— begin —

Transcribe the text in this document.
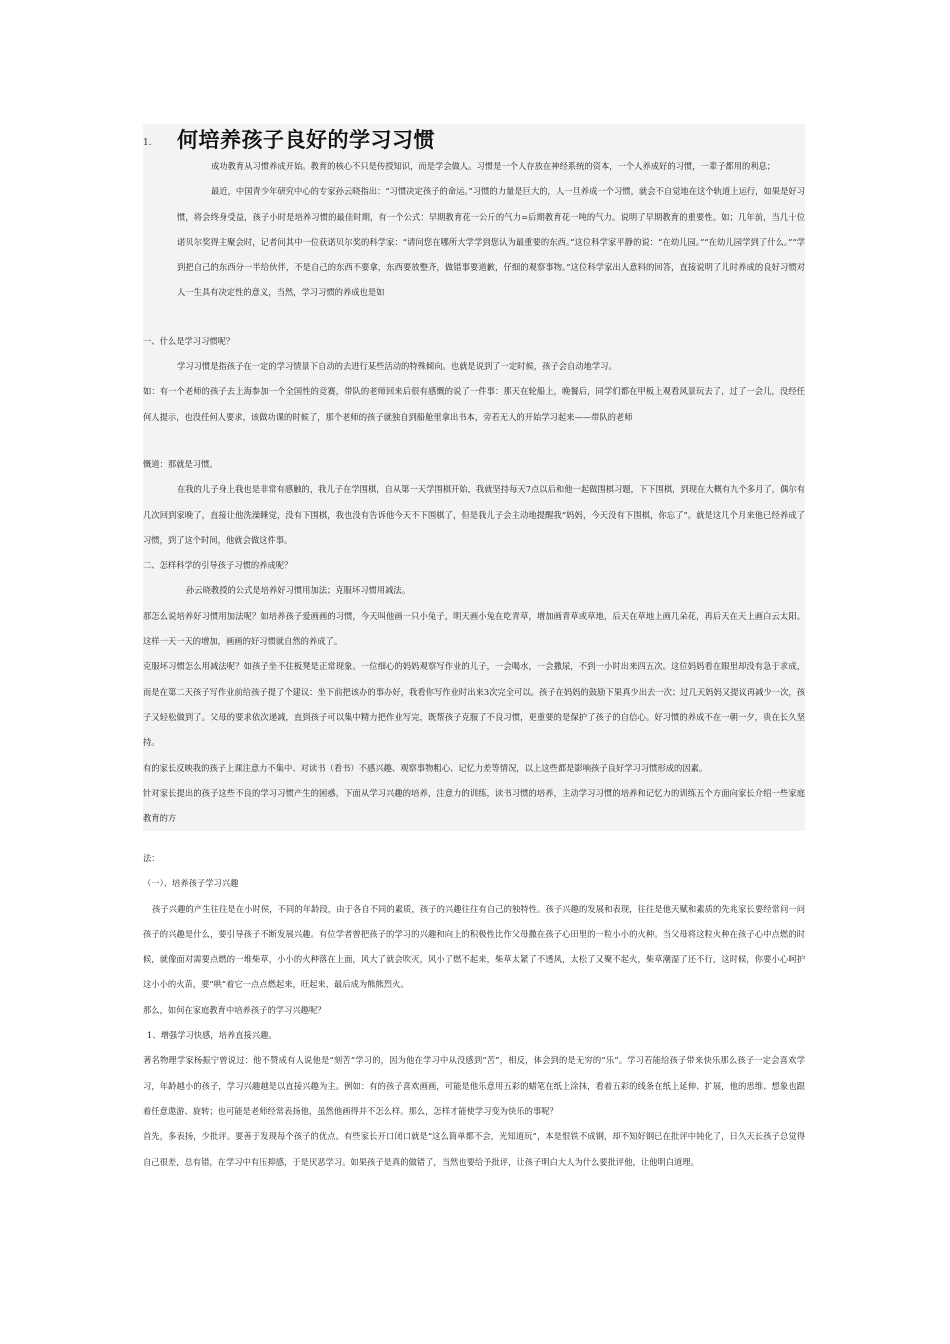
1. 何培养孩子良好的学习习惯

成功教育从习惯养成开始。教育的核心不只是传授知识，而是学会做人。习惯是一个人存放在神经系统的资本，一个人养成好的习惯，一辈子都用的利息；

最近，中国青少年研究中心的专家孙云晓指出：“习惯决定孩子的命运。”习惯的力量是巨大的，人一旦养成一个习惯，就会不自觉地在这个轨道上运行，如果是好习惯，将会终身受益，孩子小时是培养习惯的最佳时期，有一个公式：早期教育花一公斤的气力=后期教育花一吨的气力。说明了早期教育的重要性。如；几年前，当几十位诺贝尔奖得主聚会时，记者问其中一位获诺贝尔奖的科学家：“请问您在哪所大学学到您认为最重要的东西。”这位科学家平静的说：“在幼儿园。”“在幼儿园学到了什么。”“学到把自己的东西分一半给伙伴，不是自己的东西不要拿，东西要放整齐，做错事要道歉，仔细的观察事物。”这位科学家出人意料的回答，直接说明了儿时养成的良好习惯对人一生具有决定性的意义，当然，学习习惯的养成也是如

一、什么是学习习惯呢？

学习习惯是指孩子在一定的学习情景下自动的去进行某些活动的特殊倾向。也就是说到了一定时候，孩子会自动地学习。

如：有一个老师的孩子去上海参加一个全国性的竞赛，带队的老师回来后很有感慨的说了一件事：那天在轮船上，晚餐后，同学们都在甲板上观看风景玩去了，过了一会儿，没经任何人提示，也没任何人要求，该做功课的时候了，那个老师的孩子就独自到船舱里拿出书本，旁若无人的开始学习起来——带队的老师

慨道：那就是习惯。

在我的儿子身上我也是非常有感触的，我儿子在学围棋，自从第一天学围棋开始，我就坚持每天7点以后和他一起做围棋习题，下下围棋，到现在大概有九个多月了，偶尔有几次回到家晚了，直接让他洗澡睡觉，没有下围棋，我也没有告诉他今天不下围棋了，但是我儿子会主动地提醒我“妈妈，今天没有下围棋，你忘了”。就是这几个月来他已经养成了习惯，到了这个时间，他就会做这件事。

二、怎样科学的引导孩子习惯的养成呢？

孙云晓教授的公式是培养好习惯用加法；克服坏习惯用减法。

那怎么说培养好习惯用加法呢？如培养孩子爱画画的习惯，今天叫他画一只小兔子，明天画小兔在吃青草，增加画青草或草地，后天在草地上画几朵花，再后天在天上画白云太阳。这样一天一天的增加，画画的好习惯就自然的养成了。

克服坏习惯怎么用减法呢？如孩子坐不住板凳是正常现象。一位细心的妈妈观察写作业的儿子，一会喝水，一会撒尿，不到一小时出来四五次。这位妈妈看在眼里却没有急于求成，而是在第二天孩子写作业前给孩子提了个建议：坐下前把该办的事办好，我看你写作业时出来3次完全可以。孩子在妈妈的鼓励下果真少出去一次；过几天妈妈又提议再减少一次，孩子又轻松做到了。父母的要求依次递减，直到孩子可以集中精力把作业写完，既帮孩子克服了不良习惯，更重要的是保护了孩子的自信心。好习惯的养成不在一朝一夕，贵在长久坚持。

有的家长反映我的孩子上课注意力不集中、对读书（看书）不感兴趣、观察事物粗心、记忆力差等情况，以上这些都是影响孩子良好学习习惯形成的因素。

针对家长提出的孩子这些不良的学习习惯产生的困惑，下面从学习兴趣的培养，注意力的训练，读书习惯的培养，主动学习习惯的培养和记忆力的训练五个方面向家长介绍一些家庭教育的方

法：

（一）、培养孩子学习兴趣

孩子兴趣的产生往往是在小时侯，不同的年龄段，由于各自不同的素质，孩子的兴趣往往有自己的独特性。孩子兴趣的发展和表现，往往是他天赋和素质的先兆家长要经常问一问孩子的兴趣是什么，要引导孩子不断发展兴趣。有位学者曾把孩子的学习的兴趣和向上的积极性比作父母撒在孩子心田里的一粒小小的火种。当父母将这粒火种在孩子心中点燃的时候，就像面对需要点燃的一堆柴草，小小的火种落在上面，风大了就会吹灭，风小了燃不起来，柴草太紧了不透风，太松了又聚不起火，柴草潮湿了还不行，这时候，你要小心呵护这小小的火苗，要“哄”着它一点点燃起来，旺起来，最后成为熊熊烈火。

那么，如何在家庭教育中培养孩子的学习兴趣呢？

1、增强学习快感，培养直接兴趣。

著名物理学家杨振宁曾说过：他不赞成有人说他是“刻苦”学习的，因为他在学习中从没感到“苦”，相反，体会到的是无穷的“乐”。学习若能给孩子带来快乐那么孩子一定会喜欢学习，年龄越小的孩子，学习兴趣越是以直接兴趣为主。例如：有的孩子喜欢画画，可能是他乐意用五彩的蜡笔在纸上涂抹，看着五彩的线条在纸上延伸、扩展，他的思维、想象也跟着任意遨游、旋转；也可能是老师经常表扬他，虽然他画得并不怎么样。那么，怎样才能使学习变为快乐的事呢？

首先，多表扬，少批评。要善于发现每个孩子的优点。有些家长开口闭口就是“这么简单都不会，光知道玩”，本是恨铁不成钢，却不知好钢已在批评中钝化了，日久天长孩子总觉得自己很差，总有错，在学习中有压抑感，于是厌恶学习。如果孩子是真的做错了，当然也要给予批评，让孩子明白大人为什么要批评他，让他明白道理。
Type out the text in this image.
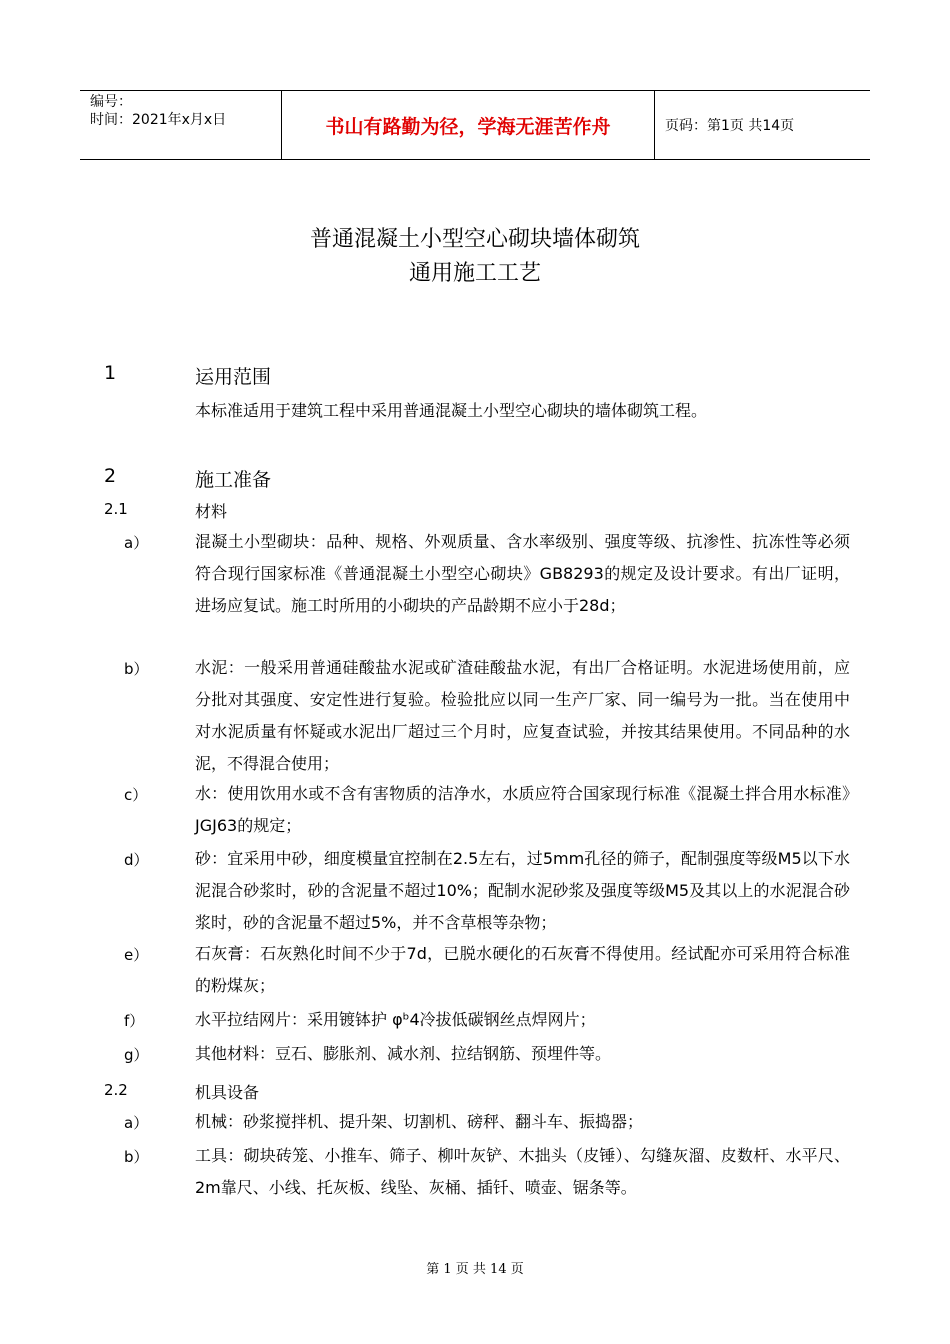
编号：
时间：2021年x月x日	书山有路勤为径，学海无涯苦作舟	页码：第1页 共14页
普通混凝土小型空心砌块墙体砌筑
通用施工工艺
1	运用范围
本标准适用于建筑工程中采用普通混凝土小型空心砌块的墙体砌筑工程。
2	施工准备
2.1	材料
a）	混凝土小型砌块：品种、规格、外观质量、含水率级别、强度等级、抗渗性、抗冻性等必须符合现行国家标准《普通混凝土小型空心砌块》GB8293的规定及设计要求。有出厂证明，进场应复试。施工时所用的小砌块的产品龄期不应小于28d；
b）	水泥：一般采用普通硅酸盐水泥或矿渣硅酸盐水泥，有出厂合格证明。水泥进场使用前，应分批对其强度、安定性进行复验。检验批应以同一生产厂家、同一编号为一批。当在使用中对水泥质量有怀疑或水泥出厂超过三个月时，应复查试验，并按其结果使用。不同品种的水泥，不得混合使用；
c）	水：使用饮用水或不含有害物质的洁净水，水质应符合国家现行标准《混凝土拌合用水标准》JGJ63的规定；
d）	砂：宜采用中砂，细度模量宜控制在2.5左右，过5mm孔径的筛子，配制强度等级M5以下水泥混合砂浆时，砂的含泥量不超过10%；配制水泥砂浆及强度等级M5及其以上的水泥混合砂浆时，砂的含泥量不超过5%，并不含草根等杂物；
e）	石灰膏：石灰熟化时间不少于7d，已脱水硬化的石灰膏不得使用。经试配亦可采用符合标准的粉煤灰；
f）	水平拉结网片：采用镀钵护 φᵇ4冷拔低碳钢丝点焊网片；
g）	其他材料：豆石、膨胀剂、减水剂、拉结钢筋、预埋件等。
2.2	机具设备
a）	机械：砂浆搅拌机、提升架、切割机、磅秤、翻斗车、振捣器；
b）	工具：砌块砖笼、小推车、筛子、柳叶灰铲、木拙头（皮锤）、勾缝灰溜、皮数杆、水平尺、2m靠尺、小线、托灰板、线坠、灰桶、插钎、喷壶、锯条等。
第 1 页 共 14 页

— end —

Report only how many lines in the records contain the word "text".

> _Answer to the task_:
2